Reproduce every line of the material below word for word and in the same order.

== EXERCISE INPUTS ==

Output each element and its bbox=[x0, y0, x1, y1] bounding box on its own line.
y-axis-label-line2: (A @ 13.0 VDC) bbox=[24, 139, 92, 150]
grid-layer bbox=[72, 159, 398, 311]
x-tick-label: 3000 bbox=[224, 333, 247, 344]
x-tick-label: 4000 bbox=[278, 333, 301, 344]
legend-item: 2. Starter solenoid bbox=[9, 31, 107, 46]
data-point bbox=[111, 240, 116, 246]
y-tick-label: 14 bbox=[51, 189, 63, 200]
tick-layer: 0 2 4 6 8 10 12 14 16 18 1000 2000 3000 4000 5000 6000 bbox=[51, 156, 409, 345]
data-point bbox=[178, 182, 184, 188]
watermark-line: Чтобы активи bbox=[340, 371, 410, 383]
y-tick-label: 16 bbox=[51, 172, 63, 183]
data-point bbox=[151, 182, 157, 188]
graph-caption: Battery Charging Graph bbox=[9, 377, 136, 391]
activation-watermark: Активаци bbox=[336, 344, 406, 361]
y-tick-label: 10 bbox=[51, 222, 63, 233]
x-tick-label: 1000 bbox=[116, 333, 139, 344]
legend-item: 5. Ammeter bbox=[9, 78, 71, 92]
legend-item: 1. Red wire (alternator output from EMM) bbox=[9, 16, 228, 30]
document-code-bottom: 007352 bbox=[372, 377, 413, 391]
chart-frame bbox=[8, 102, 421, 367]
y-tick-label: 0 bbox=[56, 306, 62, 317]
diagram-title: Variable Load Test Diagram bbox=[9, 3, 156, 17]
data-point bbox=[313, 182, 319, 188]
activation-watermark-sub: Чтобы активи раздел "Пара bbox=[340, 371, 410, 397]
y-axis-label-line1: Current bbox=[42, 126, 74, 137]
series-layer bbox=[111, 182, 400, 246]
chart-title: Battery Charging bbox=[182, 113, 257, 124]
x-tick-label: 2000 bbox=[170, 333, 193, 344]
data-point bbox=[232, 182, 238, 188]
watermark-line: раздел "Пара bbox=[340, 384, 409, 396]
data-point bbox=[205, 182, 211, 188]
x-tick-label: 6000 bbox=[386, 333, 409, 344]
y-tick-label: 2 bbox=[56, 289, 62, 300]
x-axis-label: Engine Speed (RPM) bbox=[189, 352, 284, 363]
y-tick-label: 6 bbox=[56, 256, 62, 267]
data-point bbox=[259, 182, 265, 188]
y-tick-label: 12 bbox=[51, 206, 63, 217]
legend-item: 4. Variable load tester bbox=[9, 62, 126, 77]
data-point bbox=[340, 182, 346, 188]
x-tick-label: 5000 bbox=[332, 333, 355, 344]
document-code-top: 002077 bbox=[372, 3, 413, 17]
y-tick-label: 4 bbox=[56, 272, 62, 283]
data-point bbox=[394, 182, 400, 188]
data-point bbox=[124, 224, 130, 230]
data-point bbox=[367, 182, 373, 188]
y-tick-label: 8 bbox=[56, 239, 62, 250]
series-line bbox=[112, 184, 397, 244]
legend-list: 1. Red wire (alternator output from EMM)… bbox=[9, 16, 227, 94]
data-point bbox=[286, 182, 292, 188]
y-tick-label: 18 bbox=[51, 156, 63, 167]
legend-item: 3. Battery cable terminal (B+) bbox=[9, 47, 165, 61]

===

TASK RESPONSE
Output each element and its bbox=[x0, y0, x1, y1] bounding box on its own line.
y-axis-label-line2: (A @ 13.0 VDC) bbox=[24, 139, 92, 150]
grid-layer bbox=[72, 159, 398, 311]
x-tick-label: 3000 bbox=[224, 333, 247, 344]
x-tick-label: 4000 bbox=[278, 333, 301, 344]
legend-item: 2. Starter solenoid bbox=[9, 31, 107, 46]
data-point bbox=[111, 240, 116, 246]
y-tick-label: 14 bbox=[51, 189, 63, 200]
tick-layer: 0 2 4 6 8 10 12 14 16 18 1000 2000 3000 4000 5000 6000 bbox=[51, 156, 409, 345]
data-point bbox=[178, 182, 184, 188]
watermark-line: Чтобы активи bbox=[340, 371, 410, 383]
y-tick-label: 16 bbox=[51, 172, 63, 183]
data-point bbox=[151, 182, 157, 188]
graph-caption: Battery Charging Graph bbox=[9, 377, 136, 391]
activation-watermark: Активаци bbox=[336, 344, 406, 361]
y-tick-label: 10 bbox=[51, 222, 63, 233]
x-tick-label: 1000 bbox=[116, 333, 139, 344]
legend-item: 5. Ammeter bbox=[9, 78, 71, 92]
legend-item: 1. Red wire (alternator output from EMM) bbox=[9, 16, 228, 30]
document-code-bottom: 007352 bbox=[372, 377, 413, 391]
chart-frame bbox=[8, 102, 421, 367]
y-tick-label: 0 bbox=[56, 306, 62, 317]
diagram-title: Variable Load Test Diagram bbox=[9, 3, 156, 17]
data-point bbox=[313, 182, 319, 188]
activation-watermark-sub: Чтобы активи раздел "Пара bbox=[340, 371, 410, 397]
y-axis-label-line1: Current bbox=[42, 126, 74, 137]
series-layer bbox=[111, 182, 400, 246]
chart-title: Battery Charging bbox=[182, 113, 257, 124]
x-tick-label: 2000 bbox=[170, 333, 193, 344]
data-point bbox=[232, 182, 238, 188]
watermark-line: раздел "Пара bbox=[340, 384, 409, 396]
data-point bbox=[205, 182, 211, 188]
x-tick-label: 6000 bbox=[386, 333, 409, 344]
y-tick-label: 2 bbox=[56, 289, 62, 300]
x-axis-label: Engine Speed (RPM) bbox=[189, 352, 284, 363]
y-tick-label: 6 bbox=[56, 256, 62, 267]
data-point bbox=[259, 182, 265, 188]
y-tick-label: 12 bbox=[51, 206, 63, 217]
legend-item: 4. Variable load tester bbox=[9, 62, 126, 77]
data-point bbox=[340, 182, 346, 188]
x-tick-label: 5000 bbox=[332, 333, 355, 344]
document-code-top: 002077 bbox=[372, 3, 413, 17]
y-tick-label: 4 bbox=[56, 272, 62, 283]
data-point bbox=[394, 182, 400, 188]
data-point bbox=[124, 224, 130, 230]
data-point bbox=[367, 182, 373, 188]
y-tick-label: 8 bbox=[56, 239, 62, 250]
series-line bbox=[112, 184, 397, 244]
legend-list: 1. Red wire (alternator output from EMM)… bbox=[9, 16, 227, 94]
data-point bbox=[286, 182, 292, 188]
y-tick-label: 18 bbox=[51, 156, 63, 167]
legend-item: 3. Battery cable terminal (B+) bbox=[9, 47, 165, 61]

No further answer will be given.